-------- Entries provided
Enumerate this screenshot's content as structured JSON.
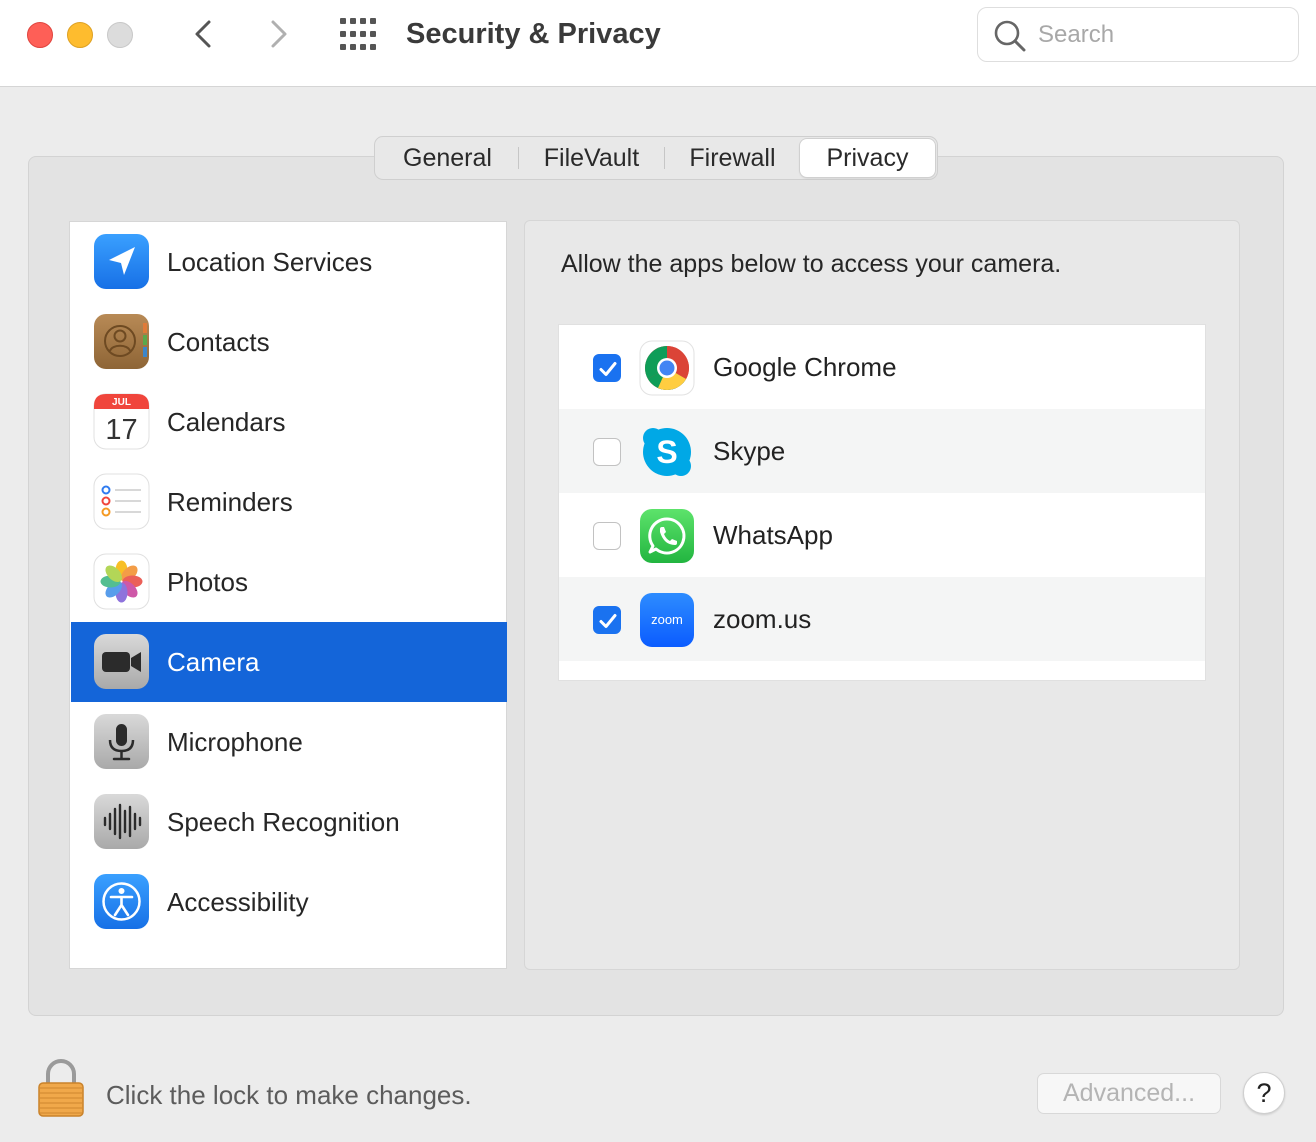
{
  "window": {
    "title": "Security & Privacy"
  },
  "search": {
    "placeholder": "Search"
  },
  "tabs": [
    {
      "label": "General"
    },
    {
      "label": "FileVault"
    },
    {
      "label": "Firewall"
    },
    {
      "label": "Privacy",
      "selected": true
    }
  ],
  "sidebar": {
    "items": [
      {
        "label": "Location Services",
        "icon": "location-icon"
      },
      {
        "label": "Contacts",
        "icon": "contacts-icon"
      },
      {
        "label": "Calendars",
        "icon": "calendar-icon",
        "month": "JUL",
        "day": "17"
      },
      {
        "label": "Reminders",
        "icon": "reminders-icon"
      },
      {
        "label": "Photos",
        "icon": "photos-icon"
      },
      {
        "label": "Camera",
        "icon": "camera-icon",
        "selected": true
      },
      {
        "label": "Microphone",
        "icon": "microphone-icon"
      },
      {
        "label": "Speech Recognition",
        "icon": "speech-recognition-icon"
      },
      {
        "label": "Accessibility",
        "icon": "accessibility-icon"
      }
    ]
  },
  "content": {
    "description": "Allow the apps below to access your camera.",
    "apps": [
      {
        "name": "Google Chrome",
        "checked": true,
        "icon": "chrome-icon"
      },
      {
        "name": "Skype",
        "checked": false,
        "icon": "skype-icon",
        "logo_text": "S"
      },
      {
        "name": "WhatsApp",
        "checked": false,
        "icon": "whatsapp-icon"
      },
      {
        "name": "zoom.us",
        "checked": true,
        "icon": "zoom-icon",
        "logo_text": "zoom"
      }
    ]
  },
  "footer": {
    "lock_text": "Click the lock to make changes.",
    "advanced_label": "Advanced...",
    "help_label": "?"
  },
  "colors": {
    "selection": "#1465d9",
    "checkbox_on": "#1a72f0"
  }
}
----------------
*Exercise prompt*
Go through the preceding material and copy each line that has the word "zoom".

*Finished answer*
        "name": "zoom.us",
        "icon": "zoom-icon",
        "logo_text": "zoom"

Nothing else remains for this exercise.